=== Work instructions ===
Restate the entries below word for word, omitting nothing.

A run of records:

#####

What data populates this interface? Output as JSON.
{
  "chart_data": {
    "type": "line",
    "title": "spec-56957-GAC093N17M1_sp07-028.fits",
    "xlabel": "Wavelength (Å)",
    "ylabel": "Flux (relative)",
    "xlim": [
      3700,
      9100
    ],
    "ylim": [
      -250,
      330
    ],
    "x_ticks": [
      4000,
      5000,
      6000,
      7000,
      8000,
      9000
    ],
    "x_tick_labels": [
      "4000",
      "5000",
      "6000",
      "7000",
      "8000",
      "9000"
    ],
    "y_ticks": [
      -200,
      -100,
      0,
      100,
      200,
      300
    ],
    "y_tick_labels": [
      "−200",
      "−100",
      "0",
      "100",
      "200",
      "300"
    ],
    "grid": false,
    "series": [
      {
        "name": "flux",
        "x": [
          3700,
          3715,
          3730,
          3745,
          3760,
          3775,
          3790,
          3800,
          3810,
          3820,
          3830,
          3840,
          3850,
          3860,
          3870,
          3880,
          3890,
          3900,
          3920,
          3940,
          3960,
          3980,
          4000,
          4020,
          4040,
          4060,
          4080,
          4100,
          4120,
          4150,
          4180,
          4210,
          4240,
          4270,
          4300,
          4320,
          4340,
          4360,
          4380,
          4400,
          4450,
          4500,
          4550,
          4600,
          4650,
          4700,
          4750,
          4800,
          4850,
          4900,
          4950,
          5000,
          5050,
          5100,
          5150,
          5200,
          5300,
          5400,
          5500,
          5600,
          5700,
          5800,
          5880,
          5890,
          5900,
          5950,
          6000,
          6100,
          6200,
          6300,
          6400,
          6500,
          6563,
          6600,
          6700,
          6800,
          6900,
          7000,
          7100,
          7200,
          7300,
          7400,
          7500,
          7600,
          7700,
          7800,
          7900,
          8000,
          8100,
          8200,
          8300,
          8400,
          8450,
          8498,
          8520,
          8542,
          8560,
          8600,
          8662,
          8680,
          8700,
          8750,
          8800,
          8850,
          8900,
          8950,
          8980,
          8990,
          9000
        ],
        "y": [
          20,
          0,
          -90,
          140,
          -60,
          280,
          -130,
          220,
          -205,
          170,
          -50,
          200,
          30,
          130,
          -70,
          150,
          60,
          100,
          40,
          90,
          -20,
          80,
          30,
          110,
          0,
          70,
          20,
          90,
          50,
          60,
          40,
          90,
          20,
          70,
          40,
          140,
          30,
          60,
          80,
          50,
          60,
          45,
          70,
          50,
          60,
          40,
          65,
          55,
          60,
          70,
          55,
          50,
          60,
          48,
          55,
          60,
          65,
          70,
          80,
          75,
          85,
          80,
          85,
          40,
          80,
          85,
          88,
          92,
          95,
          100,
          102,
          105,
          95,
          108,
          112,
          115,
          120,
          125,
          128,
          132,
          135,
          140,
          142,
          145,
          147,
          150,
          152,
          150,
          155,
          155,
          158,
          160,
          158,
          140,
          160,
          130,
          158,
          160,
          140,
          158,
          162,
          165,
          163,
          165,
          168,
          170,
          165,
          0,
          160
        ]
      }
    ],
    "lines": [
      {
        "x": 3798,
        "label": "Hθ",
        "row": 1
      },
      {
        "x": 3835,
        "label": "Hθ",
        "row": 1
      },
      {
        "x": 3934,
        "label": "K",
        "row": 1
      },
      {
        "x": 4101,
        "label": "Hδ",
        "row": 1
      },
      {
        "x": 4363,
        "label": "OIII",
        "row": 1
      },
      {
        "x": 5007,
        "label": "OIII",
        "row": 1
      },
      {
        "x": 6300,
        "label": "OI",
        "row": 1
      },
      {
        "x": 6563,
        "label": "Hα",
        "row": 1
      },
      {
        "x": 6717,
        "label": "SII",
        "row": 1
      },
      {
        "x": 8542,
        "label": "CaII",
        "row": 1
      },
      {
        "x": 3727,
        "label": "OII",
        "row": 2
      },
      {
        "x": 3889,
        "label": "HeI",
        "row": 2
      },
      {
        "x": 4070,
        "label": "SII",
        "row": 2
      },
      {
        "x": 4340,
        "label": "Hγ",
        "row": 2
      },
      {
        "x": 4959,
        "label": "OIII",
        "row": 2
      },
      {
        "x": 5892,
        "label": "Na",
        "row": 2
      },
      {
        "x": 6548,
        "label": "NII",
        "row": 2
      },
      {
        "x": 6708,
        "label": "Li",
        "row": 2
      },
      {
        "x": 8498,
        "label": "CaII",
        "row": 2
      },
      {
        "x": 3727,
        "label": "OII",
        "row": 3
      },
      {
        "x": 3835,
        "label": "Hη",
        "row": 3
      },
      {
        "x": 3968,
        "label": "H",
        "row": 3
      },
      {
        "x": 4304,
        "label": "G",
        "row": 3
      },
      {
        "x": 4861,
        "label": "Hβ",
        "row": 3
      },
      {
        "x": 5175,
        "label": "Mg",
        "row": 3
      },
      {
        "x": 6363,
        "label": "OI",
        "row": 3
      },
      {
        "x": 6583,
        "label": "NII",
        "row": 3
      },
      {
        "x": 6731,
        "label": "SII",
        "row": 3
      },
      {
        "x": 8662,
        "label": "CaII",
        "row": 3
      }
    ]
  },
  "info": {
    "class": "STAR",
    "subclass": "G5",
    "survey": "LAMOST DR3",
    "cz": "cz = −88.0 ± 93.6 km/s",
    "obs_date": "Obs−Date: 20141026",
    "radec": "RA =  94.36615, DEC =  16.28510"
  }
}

#####

=== Solution to the problem ===
What data populates this interface? Output as JSON.
{
  "chart_data": {
    "type": "line",
    "title": "spec-56957-GAC093N17M1_sp07-028.fits",
    "xlabel": "Wavelength (Å)",
    "ylabel": "Flux (relative)",
    "xlim": [
      3700,
      9100
    ],
    "ylim": [
      -250,
      330
    ],
    "x_ticks": [
      4000,
      5000,
      6000,
      7000,
      8000,
      9000
    ],
    "x_tick_labels": [
      "4000",
      "5000",
      "6000",
      "7000",
      "8000",
      "9000"
    ],
    "y_ticks": [
      -200,
      -100,
      0,
      100,
      200,
      300
    ],
    "y_tick_labels": [
      "−200",
      "−100",
      "0",
      "100",
      "200",
      "300"
    ],
    "grid": false,
    "series": [
      {
        "name": "flux",
        "x": [
          3700,
          3715,
          3730,
          3745,
          3760,
          3775,
          3790,
          3800,
          3810,
          3820,
          3830,
          3840,
          3850,
          3860,
          3870,
          3880,
          3890,
          3900,
          3920,
          3940,
          3960,
          3980,
          4000,
          4020,
          4040,
          4060,
          4080,
          4100,
          4120,
          4150,
          4180,
          4210,
          4240,
          4270,
          4300,
          4320,
          4340,
          4360,
          4380,
          4400,
          4450,
          4500,
          4550,
          4600,
          4650,
          4700,
          4750,
          4800,
          4850,
          4900,
          4950,
          5000,
          5050,
          5100,
          5150,
          5200,
          5300,
          5400,
          5500,
          5600,
          5700,
          5800,
          5880,
          5890,
          5900,
          5950,
          6000,
          6100,
          6200,
          6300,
          6400,
          6500,
          6563,
          6600,
          6700,
          6800,
          6900,
          7000,
          7100,
          7200,
          7300,
          7400,
          7500,
          7600,
          7700,
          7800,
          7900,
          8000,
          8100,
          8200,
          8300,
          8400,
          8450,
          8498,
          8520,
          8542,
          8560,
          8600,
          8662,
          8680,
          8700,
          8750,
          8800,
          8850,
          8900,
          8950,
          8980,
          8990,
          9000
        ],
        "y": [
          20,
          0,
          -90,
          140,
          -60,
          280,
          -130,
          220,
          -205,
          170,
          -50,
          200,
          30,
          130,
          -70,
          150,
          60,
          100,
          40,
          90,
          -20,
          80,
          30,
          110,
          0,
          70,
          20,
          90,
          50,
          60,
          40,
          90,
          20,
          70,
          40,
          140,
          30,
          60,
          80,
          50,
          60,
          45,
          70,
          50,
          60,
          40,
          65,
          55,
          60,
          70,
          55,
          50,
          60,
          48,
          55,
          60,
          65,
          70,
          80,
          75,
          85,
          80,
          85,
          40,
          80,
          85,
          88,
          92,
          95,
          100,
          102,
          105,
          95,
          108,
          112,
          115,
          120,
          125,
          128,
          132,
          135,
          140,
          142,
          145,
          147,
          150,
          152,
          150,
          155,
          155,
          158,
          160,
          158,
          140,
          160,
          130,
          158,
          160,
          140,
          158,
          162,
          165,
          163,
          165,
          168,
          170,
          165,
          0,
          160
        ]
      }
    ],
    "lines": [
      {
        "x": 3798,
        "label": "Hθ",
        "row": 1
      },
      {
        "x": 3835,
        "label": "Hθ",
        "row": 1
      },
      {
        "x": 3934,
        "label": "K",
        "row": 1
      },
      {
        "x": 4101,
        "label": "Hδ",
        "row": 1
      },
      {
        "x": 4363,
        "label": "OIII",
        "row": 1
      },
      {
        "x": 5007,
        "label": "OIII",
        "row": 1
      },
      {
        "x": 6300,
        "label": "OI",
        "row": 1
      },
      {
        "x": 6563,
        "label": "Hα",
        "row": 1
      },
      {
        "x": 6717,
        "label": "SII",
        "row": 1
      },
      {
        "x": 8542,
        "label": "CaII",
        "row": 1
      },
      {
        "x": 3727,
        "label": "OII",
        "row": 2
      },
      {
        "x": 3889,
        "label": "HeI",
        "row": 2
      },
      {
        "x": 4070,
        "label": "SII",
        "row": 2
      },
      {
        "x": 4340,
        "label": "Hγ",
        "row": 2
      },
      {
        "x": 4959,
        "label": "OIII",
        "row": 2
      },
      {
        "x": 5892,
        "label": "Na",
        "row": 2
      },
      {
        "x": 6548,
        "label": "NII",
        "row": 2
      },
      {
        "x": 6708,
        "label": "Li",
        "row": 2
      },
      {
        "x": 8498,
        "label": "CaII",
        "row": 2
      },
      {
        "x": 3727,
        "label": "OII",
        "row": 3
      },
      {
        "x": 3835,
        "label": "Hη",
        "row": 3
      },
      {
        "x": 3968,
        "label": "H",
        "row": 3
      },
      {
        "x": 4304,
        "label": "G",
        "row": 3
      },
      {
        "x": 4861,
        "label": "Hβ",
        "row": 3
      },
      {
        "x": 5175,
        "label": "Mg",
        "row": 3
      },
      {
        "x": 6363,
        "label": "OI",
        "row": 3
      },
      {
        "x": 6583,
        "label": "NII",
        "row": 3
      },
      {
        "x": 6731,
        "label": "SII",
        "row": 3
      },
      {
        "x": 8662,
        "label": "CaII",
        "row": 3
      }
    ]
  },
  "info": {
    "class": "STAR",
    "subclass": "G5",
    "survey": "LAMOST DR3",
    "cz": "cz = −88.0 ± 93.6 km/s",
    "obs_date": "Obs−Date: 20141026",
    "radec": "RA =  94.36615, DEC =  16.28510"
  }
}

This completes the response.